--- Start Source passage ---

EP4091030B1

EP4091030B1 - On-demand driving control system with on-demand driving pedal

Info

Publication number: EP4091030B1
Application number: EP20701161.0A
Authority: EP
Inventors: Aurélien BADOIL
Original assignee: Toyota Motor Europe NV SA
Current assignee: Toyota Motor Europe NV SA
Priority date: 2020-01-15
Filing date: 2020-01-15
Publication date: 2024-04-10
Anticipated expiration: 2040-01-15
Also published as: JP7351014B2; JP2023511299A; WO2021144015A1; EP4091030A1

Description

TECHNICAL FIELD

The present disclosure is related to on-demand control system for an automotive vehicle, and more particularly to on-demand driving pedals, for example for an automated vehicle.

BACKGROUND

Driving pedals are known. Such pedals may be clutch, brake and/or throttle pedals that may hang from the bulkhead or stand from the floor of the vehicle.
As automated vehicle are developed which do not require the driver to perform all the driving tasks, the interior space requirement of the cockpit of the vehicle may be made more comfortable for the driver and the passengers. WO2019/048403 relates to a vehicle with footrest and actuation element and DE102017220826 relates to a control element for a vehicle.

SUMMARY

Therefore, according to embodiments of the present disclosure, an on-demand control system for an automated vehicle is provided. The on-demand control system for an automated vehicle may include an on-demand driving pedal and a control unit for controlling the on-demand driving pedal, the on-demand driving pedal including an actuator including an electro-active polymer and a stretch sensor, the control unit being configured to shape the on-demand driving pedal, the control unit being configured to collect information from the stretch sensor to send driving commands to the vehicle allowing driving control of the vehicle by a user through interaction of the user with the on-demand driving pedal and to retract the on-demand driving pedal.
By providing such a configuration, it is possible to provide a shape changing surface without the involvement of a mechanical, inflatable and/or hydraulic mechanism. The shape changing surface, i.e., the on-demand driving pedal, allows a seamless integration of driving pedals and complex interactions between the user and the automated vehicle. The electro-active polymer actuator allows for actuating, i.e., shaping the on-demand driving pedal, and the stretch sensor allows for sensing the deformation applied by the user.
Non-limiting examples of electro-active polymer may include dielectric elastomers, for example silicone based dielectric elastomers, ionic electroactive polymer (metal composite), twist polymer coils, for example polyamide or polyethylene fibres, ferrofluid, piezoelectric polymers, for example PVDF, shape memory polymers, for example shape memory polymers including polyurethane and polyetherester.
The shape of the on-demand driving pedals may be obtained by combination of different electro-active polymer layers acting like tendons and/or electro-active polymer patterns that may fold the surface like an origami.
According to some embodiments, the actuator and the sensor may be sandwiched between two stretch fabric layers.
According to some embodiments, the stretch sensor may be made of electro-active polymer.
According to some embodiments, the control unit may be configured to control the actuator to send complex feedback information to the user when the user is interacting with the on-demand driving pedal.
According to some embodiments, the system may send complex feedback information to the user, the complex feedback information involving several levels of feedback.

--- End Source passage ---
--- Start Source excerpt ---

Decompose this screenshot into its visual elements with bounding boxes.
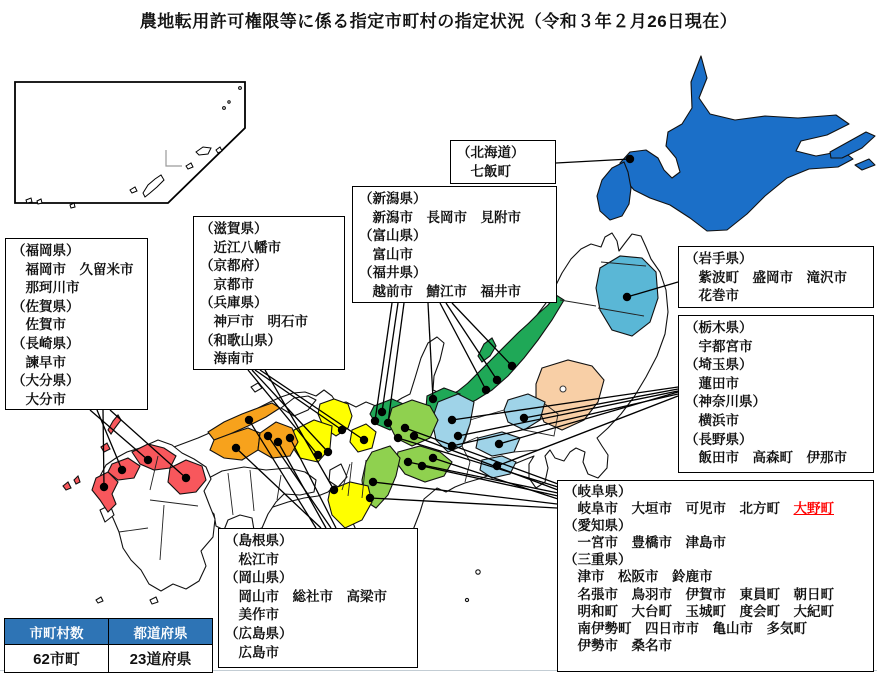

--- End Source excerpt ---

**Prompt A:**
Answer these questions using the on-demand driving pedal patent:
(i) Who is named as the inventor?
(ii) According to the background section, where may driving pedals hang from or stand?
(iii) Between what may the actuator and the sensor be sandwiched?
**Prompt B:**
Extend the on-demand driving pedal patent, starting after its final sentence.

**Task result A:**
(i) Aurélien BADOIL
(ii) They may hang from the bulkhead or stand from the floor of the vehicle.
(iii) Two stretch fabric layers

**Task result B:**
Levels of feedback may be linked to the two types of feedback: force feedback, which may involve several sensitivity of force giving the feeling of soft/medium/hard resistance and haptic feedback (vibrations).
According to some embodiments, the complex feedback information may include force feedback and/or haptic feedback.
Force feedback may include the simulation of mechanical resistance to the force applied by the user. User should get the feeling of touching something and the force feedback may allow the user to apply a force proportionated to the desired result, for example acceleration and/or braking.
The haptic feedback provided through the pedals may be related to specific features such as reaching the speed limit information or setting up cruise control information that may be communicated through vibration coming from the pedals.
According to some embodiments, the control unit may be configured to adapt the sent complex feedback information in function of one or more predetermined parameter.
The adaptation of the sent complex feedback may be related to the level of force feedback applied. The driving mode (sport, ECO...) may determine the resistance (soft, medium, hard) and give different feelings to the driver.
According to some embodiments, the control unit is configured to adapt the sent driving commands in function of one or more predetermined parameter.
The sent driving commands may be predetermined by the automation level, allowing driver to control the driving commands or not, the driving mode selected by the driver and other driving dynamics parameters such as road conditions.
According to some embodiments, the one or more predetermined parameter may include contextualized driving dynamic parameters, selected driving mode and/or user's preference.
Non-limiting examples of contextualized driving dynamic parameters for the complex feedback information may include selected driving modes, safety features such as pre-collision system, relative speed warning, adaptive cruise control, and external parameters detected by car sensors such as road surface (type of road), road condition (dry, wet).
Non-limiting examples of contextualized driving dynamic parameters for the sent driving commands may include selected driving modes, safety features such as pre-collision system, relative speed warning, adaptive cruise control, and external parameters detected by car sensors such as road surface (type of road), road condition (dry, wet).
Non-limiting examples of user's preference may include the location of the on-demand driving pedals, inclination of the on-demand driving pedals, height of the on-demand driving pedals, distance between two on-demand pedals, and/or length of the on-demand driving pedals.
According to embodiments of the present disclosure, an automated vehicle is provided. The automated vehicle may include a car interior having a floor, the floor including an above-defined on-demand control system.
According to some embodiments, the floor may include a plurality of on-demand driving pedal.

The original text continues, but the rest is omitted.